### [Task statement]
List the material's lines from the one containing "bookmark-icon bbox=[270, 4, 285, 18]" through the one containing "bookmark-link[interactable]: 经验 bbox=[166, 2, 190, 20]" as a numbered list, leaving out any blank lines.

### [Available data]
▼
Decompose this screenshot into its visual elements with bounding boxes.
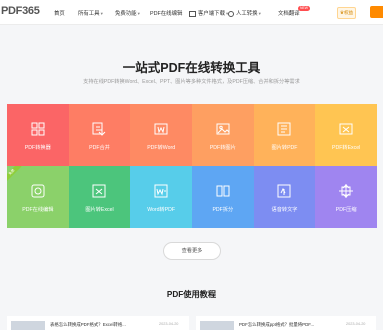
article-title: PDF怎么转换成ppt格式？批量将PDF... (239, 322, 315, 327)
tool-label: PDF转Word (147, 145, 176, 151)
article-thumbnail (11, 321, 45, 330)
tool-label: PDF转换器 (24, 145, 51, 151)
nav-item-all-tools[interactable]: 所有工具▾ (78, 9, 103, 17)
nav-label: 人工转换 (236, 11, 258, 17)
nav-item-client-download[interactable]: 客户端下载▾ (189, 9, 228, 17)
chevron-down-icon: ▾ (137, 11, 140, 16)
tool-tile[interactable]: PDF转图片 (192, 104, 254, 166)
view-more-button[interactable]: 查看更多 (163, 242, 221, 260)
vip-label: 权益 (343, 10, 354, 15)
tool-label: 语音转文字 (271, 207, 298, 213)
tool-label: 图片转PDF (271, 145, 298, 151)
tool-label: PDF转Excel (332, 145, 361, 151)
article-thumbnail (200, 321, 234, 330)
tool-tile[interactable]: PDF拆分 (192, 166, 254, 228)
tool-label: PDF在线编辑 (22, 207, 54, 213)
hero-title: 一站式PDF在线转换工具 (122, 61, 261, 75)
tool-label: PDF合并 (89, 145, 110, 151)
chevron-down-icon: ▾ (100, 11, 103, 16)
free-ribbon: 免费 (7, 166, 22, 183)
person-icon (228, 10, 234, 17)
tool-label: Word转PDF (147, 207, 176, 213)
tool-tile[interactable]: 图片转Excel (68, 166, 131, 228)
image-icon (216, 123, 230, 135)
nav-label: 客户端下载 (198, 11, 225, 17)
voice-icon (277, 184, 291, 198)
article-date: 2023-04-20 (346, 322, 366, 326)
nav-label: 免费功能 (115, 11, 137, 17)
monitor-icon (189, 10, 196, 17)
tool-tile[interactable]: 语音转文字 (253, 166, 316, 228)
tool-tile[interactable]: PDF转换器 (7, 104, 69, 166)
tool-tile[interactable]: PDF压缩 (315, 166, 377, 228)
login-button[interactable] (370, 6, 383, 18)
tool-grid: PDF转换器 PDF合并 PDF转Word PDF转图片 图片转PDF PDF转Excel… (7, 104, 377, 228)
vip-button[interactable]: ♛权益 (337, 7, 356, 19)
word-icon (154, 123, 168, 135)
tool-tile[interactable]: PDF转Excel (315, 104, 377, 166)
compress-icon (339, 184, 354, 198)
nav-item-free-features[interactable]: 免费功能▾ (115, 9, 140, 17)
image-to-pdf-icon (277, 122, 291, 136)
merge-icon (92, 122, 106, 136)
nav-label: PDF在线编辑 (150, 11, 183, 17)
nav-label: 首页 (54, 11, 65, 17)
tool-tile[interactable]: PDF转Word (130, 104, 192, 166)
article-title: 表格怎么转换成PDF格式？Excel转格... (50, 322, 126, 327)
chevron-down-icon: ▾ (258, 11, 261, 16)
tool-tile[interactable]: PDF合并 (68, 104, 131, 166)
nav-label: 文档翻译 (278, 11, 300, 17)
tool-label: PDF拆分 (212, 207, 234, 213)
tool-tile[interactable]: Word转PDF (130, 166, 192, 228)
tool-tile[interactable]: 图片转PDF (253, 104, 316, 166)
tool-label: PDF压缩 (335, 207, 357, 213)
top-nav: PDF365 首页 所有工具▾ 免费功能▾ PDF在线编辑 客户端下载▾ 人工转… (0, 0, 383, 25)
tool-label: 图片转Excel (85, 207, 114, 213)
nav-item-pdf-online-edit[interactable]: PDF在线编辑 (150, 9, 182, 17)
image-to-excel-icon (92, 184, 106, 198)
new-badge: NEW (298, 6, 310, 11)
article-date: 2023-04-20 (159, 322, 179, 326)
grid-icon (31, 122, 45, 136)
tool-label: PDF转图片 (209, 145, 236, 151)
logo[interactable]: PDF365 (1, 5, 40, 17)
edit-icon (31, 184, 45, 198)
nav-item-home[interactable]: 首页 (54, 9, 65, 17)
section-title: PDF使用教程 (166, 290, 217, 299)
hero-subtitle: 支持在线PDF转换Word、Excel、PPT、图片等多种文件格式，及PDF压缩… (83, 79, 300, 85)
nav-label: 所有工具 (78, 11, 100, 17)
nav-item-doc-translate[interactable]: 文档翻译 (278, 9, 300, 17)
word-to-pdf-icon (154, 184, 168, 198)
nav-item-manual-convert[interactable]: 人工转换▾ (228, 9, 261, 17)
excel-icon (339, 123, 353, 135)
split-icon (216, 185, 230, 197)
tool-tile[interactable]: 免费 PDF在线编辑 (7, 166, 69, 228)
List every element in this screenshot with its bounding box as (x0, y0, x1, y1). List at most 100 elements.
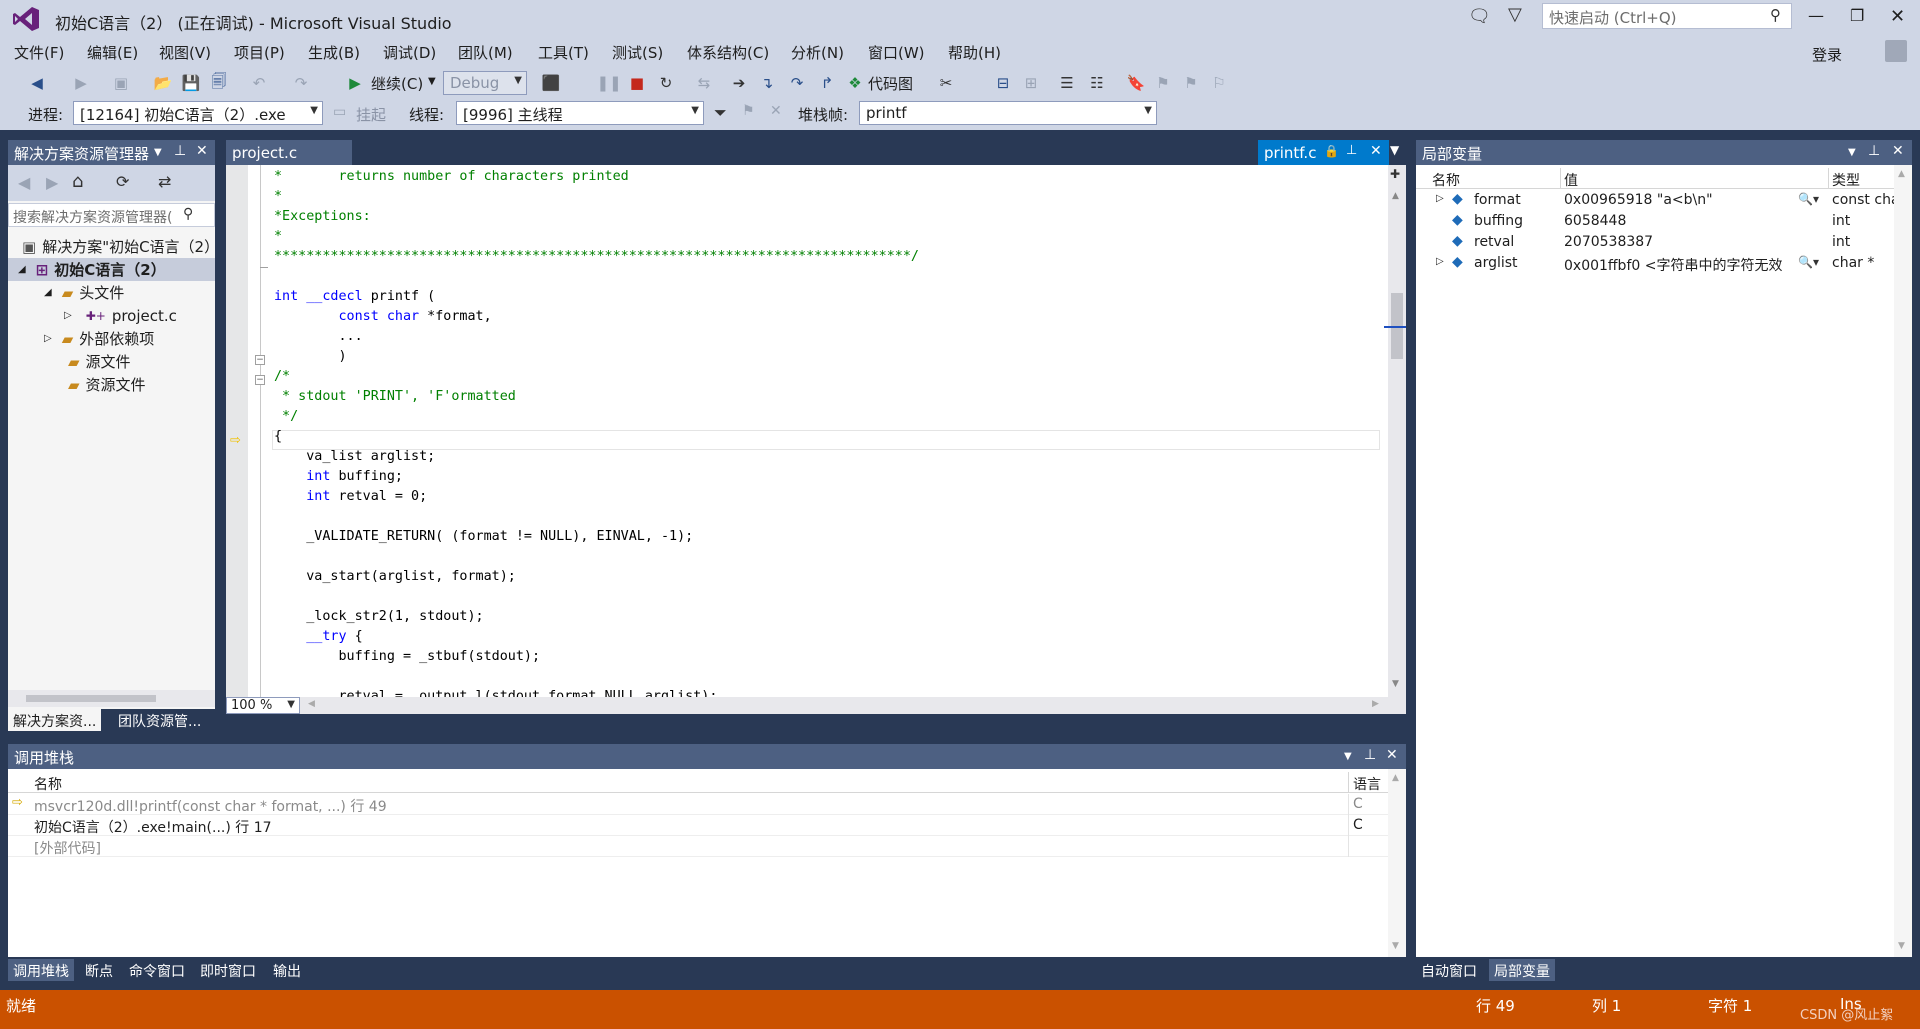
tree-folder-source[interactable]: ▰ 源文件 (8, 350, 131, 373)
save-all-icon[interactable]: 🗐 (208, 72, 230, 94)
tree-folder-headers[interactable]: ◢ ▰ 头文件 (8, 281, 124, 304)
call-stack-row[interactable]: ⇨ msvcr120d.dll!printf(const char * forma… (8, 794, 1388, 815)
chevron-down-icon[interactable]: ▼ (1344, 751, 1352, 762)
tab-autos[interactable]: 自动窗口 (1416, 959, 1482, 981)
open-file-icon[interactable]: 📂 (152, 72, 174, 94)
scroll-left-icon[interactable]: ◀ (308, 699, 315, 709)
flag-thread-icon[interactable]: ⚑ (742, 103, 755, 119)
filter-icon[interactable]: ▽ (1508, 4, 1522, 25)
pause-icon[interactable]: ❚❚ (596, 72, 621, 94)
menu-file[interactable]: 文件(F) (14, 42, 64, 63)
close-icon[interactable]: ✕ (1892, 143, 1904, 159)
clear-bookmarks-icon[interactable]: ⚐ (1208, 72, 1230, 94)
quick-launch-input[interactable]: 快速启动 (Ctrl+Q) (1542, 3, 1792, 29)
tab-team-explorer[interactable]: 团队资源管... (113, 709, 206, 731)
unflag-thread-icon[interactable]: ✕ (770, 103, 782, 119)
chevron-down-icon[interactable]: ▼ (428, 76, 436, 87)
col-value-header[interactable]: 值 (1564, 170, 1578, 190)
tab-immediate-window[interactable]: 即时窗口 (195, 959, 261, 981)
tree-project[interactable]: ◢ ⊞ 初始C语言（2） (8, 258, 215, 281)
restore-button[interactable]: ❐ (1850, 6, 1864, 25)
refresh-icon[interactable]: ⇄ (158, 172, 171, 191)
menu-build[interactable]: 生成(B) (308, 42, 360, 63)
code-map-icon[interactable]: ❖ (844, 72, 866, 94)
col-type-header[interactable]: 类型 (1832, 170, 1860, 190)
indicator-margin[interactable] (226, 165, 248, 697)
uncomment-icon[interactable]: ⊞ (1020, 72, 1042, 94)
restart-icon[interactable]: ↻ (655, 72, 677, 94)
zoom-select[interactable]: 100 % ▼ (226, 697, 300, 714)
locals-row[interactable]: ▷ ◆ format 0x00965918 "a<b\n" 🔍▾ const cha (1416, 190, 1894, 211)
next-bookmark-icon[interactable]: ⚑ (1180, 72, 1202, 94)
menu-help[interactable]: 帮助(H) (948, 42, 1001, 63)
local-value[interactable]: 0x001ffbf0 <字符串中的字符无效 (1564, 255, 1792, 275)
menu-tools[interactable]: 工具(T) (538, 42, 589, 63)
tab-locals[interactable]: 局部变量 (1489, 959, 1555, 981)
split-icon[interactable]: ✚ (1390, 167, 1400, 181)
login-link[interactable]: 登录 (1812, 44, 1842, 65)
bookmark-icon[interactable]: 🔖 (1125, 72, 1147, 94)
tab-project-c[interactable]: project.c (226, 140, 352, 165)
call-stack-row[interactable]: 初始C语言（2）.exe!main(...) 行 17 C (8, 815, 1388, 836)
process-icon[interactable]: ⬛ (540, 72, 562, 94)
search-icon[interactable]: ⚲ (1770, 6, 1781, 24)
minimize-button[interactable]: — (1808, 6, 1824, 25)
code-editor[interactable]: ⇨ − − * returns number of characters pri… (226, 165, 1406, 714)
step-into-icon[interactable]: ↴ (756, 72, 778, 94)
menu-test[interactable]: 测试(S) (612, 42, 663, 63)
tab-printf-c[interactable]: printf.c 🔒 ⊥ ✕ (1258, 140, 1389, 165)
tree-folder-resources[interactable]: ▰ 资源文件 (8, 373, 146, 396)
col-name-header[interactable]: 名称 (34, 774, 62, 794)
scroll-down-icon[interactable]: ▼ (1898, 941, 1905, 951)
menu-view[interactable]: 视图(V) (159, 42, 211, 63)
tree-file-project-c[interactable]: ▷ ✚+ project.c (8, 304, 177, 327)
visualizer-icon[interactable]: 🔍▾ (1798, 192, 1819, 206)
stop-icon[interactable]: ■ (626, 72, 648, 94)
tab-breakpoints[interactable]: 断点 (80, 959, 118, 981)
code-map-button[interactable]: 代码图 (868, 73, 913, 94)
chevron-down-icon[interactable]: ▼ (154, 147, 162, 158)
suspend-icon[interactable]: ▭ (333, 104, 346, 120)
tab-call-stack[interactable]: 调用堆栈 (8, 959, 74, 981)
chevron-down-icon[interactable]: ▼ (1848, 147, 1856, 158)
scrollbar-thumb[interactable] (26, 695, 156, 702)
tree-folder-external-deps[interactable]: ▷ ▰ 外部依赖项 (8, 327, 154, 350)
menu-analyze[interactable]: 分析(N) (791, 42, 844, 63)
continue-button[interactable]: 继续(C) (371, 73, 423, 94)
scroll-right-icon[interactable]: ▶ (1372, 699, 1379, 709)
step-arrow-icon[interactable]: ➔ (728, 72, 750, 94)
locals-row[interactable]: ◆ buffing 6058448 int (1416, 211, 1894, 232)
scroll-down-icon[interactable]: ▼ (1392, 941, 1399, 951)
locals-row[interactable]: ▷ ◆ arglist 0x001ffbf0 <字符串中的字符无效 🔍▾ char * (1416, 253, 1894, 274)
search-icon[interactable]: ⚲ (183, 206, 193, 222)
tree-solution[interactable]: ▣ 解决方案"初始C语言（2） (22, 235, 219, 258)
forward-icon[interactable]: ▶ (70, 72, 92, 94)
col-language-header[interactable]: 语言 (1353, 774, 1381, 794)
pin-icon[interactable]: ⊥ (1868, 143, 1880, 159)
outdent-icon[interactable]: ☷ (1086, 72, 1108, 94)
close-icon[interactable]: ✕ (1386, 747, 1398, 763)
tab-solution-explorer[interactable]: 解决方案资... (8, 709, 102, 731)
tab-command-window[interactable]: 命令窗口 (124, 959, 190, 981)
vertical-scrollbar[interactable]: ▲ ▼ (1894, 165, 1912, 957)
locals-row[interactable]: ◆ retval 2070538387 int (1416, 232, 1894, 253)
suspend-label[interactable]: 挂起 (356, 104, 386, 125)
tab-overflow-icon[interactable]: ▼ (1390, 143, 1399, 157)
breakpoint-tool-icon[interactable]: ✂ (935, 72, 957, 94)
menu-team[interactable]: 团队(M) (458, 42, 513, 63)
horizontal-scrollbar[interactable] (8, 690, 215, 707)
expand-icon[interactable]: ▷ (1436, 256, 1444, 267)
close-icon[interactable]: ✕ (196, 143, 208, 159)
redo-icon[interactable]: ↷ (290, 72, 312, 94)
forward-icon[interactable]: ▶ (46, 173, 58, 192)
process-select[interactable]: [12164] 初始C语言（2）.exe ▼ (73, 101, 323, 125)
menu-debug[interactable]: 调试(D) (383, 42, 436, 63)
close-window-button[interactable]: ✕ (1890, 6, 1905, 27)
back-icon[interactable]: ◀ (18, 173, 30, 192)
menu-window[interactable]: 窗口(W) (868, 42, 925, 63)
continue-icon[interactable]: ▶ (344, 72, 366, 94)
comment-icon[interactable]: ⊟ (992, 72, 1014, 94)
vertical-scrollbar[interactable]: ✚ ▲ ▼ (1384, 165, 1406, 697)
indent-icon[interactable]: ☰ (1056, 72, 1078, 94)
tab-output[interactable]: 输出 (268, 959, 306, 981)
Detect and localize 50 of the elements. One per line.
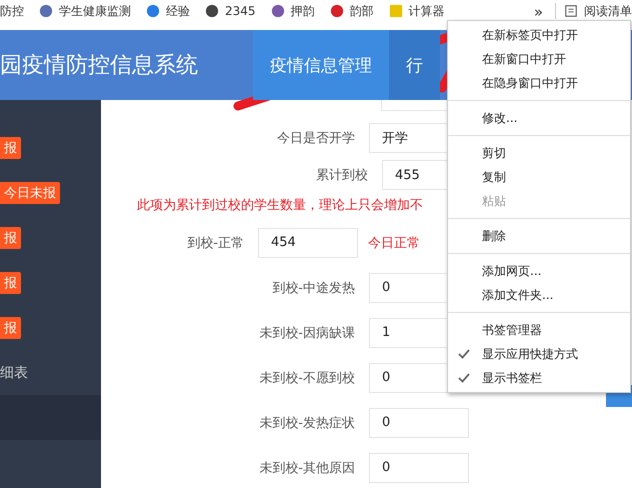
bookmark-icon bbox=[270, 4, 285, 18]
menu-item[interactable]: 添加文件夹... bbox=[482, 286, 554, 304]
field-label: 未到校-因病缺课 bbox=[258, 324, 356, 342]
bookmark-icon bbox=[330, 4, 344, 18]
menu-item[interactable]: 显示应用快捷方式 bbox=[482, 346, 578, 362]
reading-list-link[interactable]: 阅读清单 bbox=[584, 2, 632, 20]
bookmark-link[interactable]: 经验 bbox=[166, 2, 190, 20]
status-badge: 今日未报 bbox=[0, 182, 60, 204]
bookmark-link[interactable]: 2345 bbox=[225, 4, 256, 18]
nav-tab[interactable]: 疫情信息管理 bbox=[253, 30, 389, 100]
field-label: 今日是否开学 bbox=[276, 130, 356, 146]
menu-item[interactable]: 书签管理器 bbox=[482, 322, 542, 338]
bookmark-icon bbox=[39, 4, 53, 18]
hint-text: 今日正常 bbox=[368, 234, 420, 252]
bookmark-icon bbox=[146, 4, 160, 18]
bookmark-link[interactable]: 防控 bbox=[0, 2, 24, 20]
input-field[interactable]: 454 bbox=[258, 228, 358, 258]
reading-list-icon bbox=[564, 4, 578, 18]
menu-item[interactable]: 删除 bbox=[482, 228, 506, 244]
menu-item[interactable]: 在新窗口中打开 bbox=[482, 50, 566, 68]
status-badge: 报 bbox=[0, 316, 21, 338]
field-label: 未到校-不愿到校 bbox=[258, 370, 356, 386]
status-badge: 报 bbox=[0, 272, 21, 294]
bookmark-link[interactable]: 学生健康监测 bbox=[59, 2, 131, 20]
bookmark-link[interactable]: 押韵 bbox=[290, 2, 315, 20]
status-badge: 报 bbox=[0, 226, 21, 248]
menu-item[interactable]: 添加网页... bbox=[482, 262, 542, 280]
field-label: 累计到校 bbox=[315, 167, 369, 184]
menu-item[interactable]: 显示书签栏 bbox=[482, 370, 542, 386]
menu-item[interactable]: 修改... bbox=[482, 110, 518, 126]
bookmark-link[interactable]: 韵部 bbox=[350, 2, 374, 20]
field-label: 到校-中途发热 bbox=[271, 280, 356, 296]
bookmark-icon bbox=[388, 4, 403, 18]
menu-item[interactable]: 在隐身窗口中打开 bbox=[482, 74, 578, 92]
nav-tab[interactable]: 行 bbox=[389, 30, 440, 100]
menu-item[interactable]: 剪切 bbox=[482, 144, 506, 162]
menu-item[interactable]: 在新标签页中打开 bbox=[482, 26, 578, 44]
field-label: 未到校-其他原因 bbox=[258, 460, 356, 476]
field-label: 到校-正常 bbox=[186, 234, 245, 252]
input-field[interactable]: 0 bbox=[369, 408, 469, 438]
bookmark-icon bbox=[205, 4, 219, 18]
app-title: 园疫情防控信息系统 bbox=[0, 52, 199, 80]
field-label: 未到校-发热症状 bbox=[258, 414, 356, 432]
more-bookmarks-button[interactable]: » bbox=[534, 3, 543, 21]
menu-item[interactable]: 复制 bbox=[482, 168, 506, 186]
bookmark-link[interactable]: 计算器 bbox=[408, 2, 445, 20]
sidebar-item[interactable]: 细表 bbox=[0, 364, 28, 382]
warning-note: 此项为累计到过校的学生数量，理论上只会增加不 bbox=[137, 197, 423, 215]
status-badge: 报 bbox=[0, 136, 21, 158]
input-field[interactable]: 0 bbox=[369, 452, 469, 482]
▲
### [Problem solution]
1. bookmark-icon bbox=[270, 4, 285, 18]
2. menu-item[interactable]: 添加文件夹... bbox=[482, 286, 554, 304]
3. field-label: 未到校-因病缺课 bbox=[258, 324, 356, 342]
4. bookmark-icon bbox=[330, 4, 344, 18]
5. menu-item[interactable]: 显示应用快捷方式 bbox=[482, 346, 578, 362]
6. reading-list-link[interactable]: 阅读清单 bbox=[584, 2, 632, 20]
7. bookmark-link[interactable]: 经验 bbox=[166, 2, 190, 20]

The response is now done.